--- Start of Data for the task ---

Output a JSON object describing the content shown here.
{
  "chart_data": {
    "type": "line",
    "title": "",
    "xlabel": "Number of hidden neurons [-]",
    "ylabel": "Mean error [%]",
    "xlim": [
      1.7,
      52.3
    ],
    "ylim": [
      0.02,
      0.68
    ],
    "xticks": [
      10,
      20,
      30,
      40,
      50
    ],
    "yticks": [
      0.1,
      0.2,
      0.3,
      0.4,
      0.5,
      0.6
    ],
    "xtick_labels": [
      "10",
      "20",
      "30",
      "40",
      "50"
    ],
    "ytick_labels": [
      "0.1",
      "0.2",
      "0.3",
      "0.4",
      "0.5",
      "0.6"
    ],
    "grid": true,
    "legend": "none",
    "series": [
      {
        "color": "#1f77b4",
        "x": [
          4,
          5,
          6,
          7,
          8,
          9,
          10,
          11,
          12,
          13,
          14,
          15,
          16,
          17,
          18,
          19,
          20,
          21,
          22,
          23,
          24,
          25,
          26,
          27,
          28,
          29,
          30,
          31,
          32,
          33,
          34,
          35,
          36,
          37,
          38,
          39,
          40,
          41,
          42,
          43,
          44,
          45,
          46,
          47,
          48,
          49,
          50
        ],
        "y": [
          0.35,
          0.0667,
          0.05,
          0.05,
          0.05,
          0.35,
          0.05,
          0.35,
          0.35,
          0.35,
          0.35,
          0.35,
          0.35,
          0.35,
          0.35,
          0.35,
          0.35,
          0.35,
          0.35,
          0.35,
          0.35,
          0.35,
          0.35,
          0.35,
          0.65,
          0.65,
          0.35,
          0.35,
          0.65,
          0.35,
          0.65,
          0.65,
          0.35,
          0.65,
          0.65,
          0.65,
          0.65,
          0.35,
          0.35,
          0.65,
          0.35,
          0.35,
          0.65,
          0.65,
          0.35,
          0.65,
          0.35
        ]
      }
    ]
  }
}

--- End of Data for the task ---

◆ What is required ◆
Retype all the material above precisely, with no line left out.

◆ Complete output ◆
Output a JSON object describing the content shown here.
{
  "chart_data": {
    "type": "line",
    "title": "",
    "xlabel": "Number of hidden neurons [-]",
    "ylabel": "Mean error [%]",
    "xlim": [
      1.7,
      52.3
    ],
    "ylim": [
      0.02,
      0.68
    ],
    "xticks": [
      10,
      20,
      30,
      40,
      50
    ],
    "yticks": [
      0.1,
      0.2,
      0.3,
      0.4,
      0.5,
      0.6
    ],
    "xtick_labels": [
      "10",
      "20",
      "30",
      "40",
      "50"
    ],
    "ytick_labels": [
      "0.1",
      "0.2",
      "0.3",
      "0.4",
      "0.5",
      "0.6"
    ],
    "grid": true,
    "legend": "none",
    "series": [
      {
        "color": "#1f77b4",
        "x": [
          4,
          5,
          6,
          7,
          8,
          9,
          10,
          11,
          12,
          13,
          14,
          15,
          16,
          17,
          18,
          19,
          20,
          21,
          22,
          23,
          24,
          25,
          26,
          27,
          28,
          29,
          30,
          31,
          32,
          33,
          34,
          35,
          36,
          37,
          38,
          39,
          40,
          41,
          42,
          43,
          44,
          45,
          46,
          47,
          48,
          49,
          50
        ],
        "y": [
          0.35,
          0.0667,
          0.05,
          0.05,
          0.05,
          0.35,
          0.05,
          0.35,
          0.35,
          0.35,
          0.35,
          0.35,
          0.35,
          0.35,
          0.35,
          0.35,
          0.35,
          0.35,
          0.35,
          0.35,
          0.35,
          0.35,
          0.35,
          0.35,
          0.65,
          0.65,
          0.35,
          0.35,
          0.65,
          0.35,
          0.65,
          0.65,
          0.35,
          0.65,
          0.65,
          0.65,
          0.65,
          0.35,
          0.35,
          0.65,
          0.35,
          0.35,
          0.65,
          0.65,
          0.35,
          0.65,
          0.35
        ]
      }
    ]
  }
}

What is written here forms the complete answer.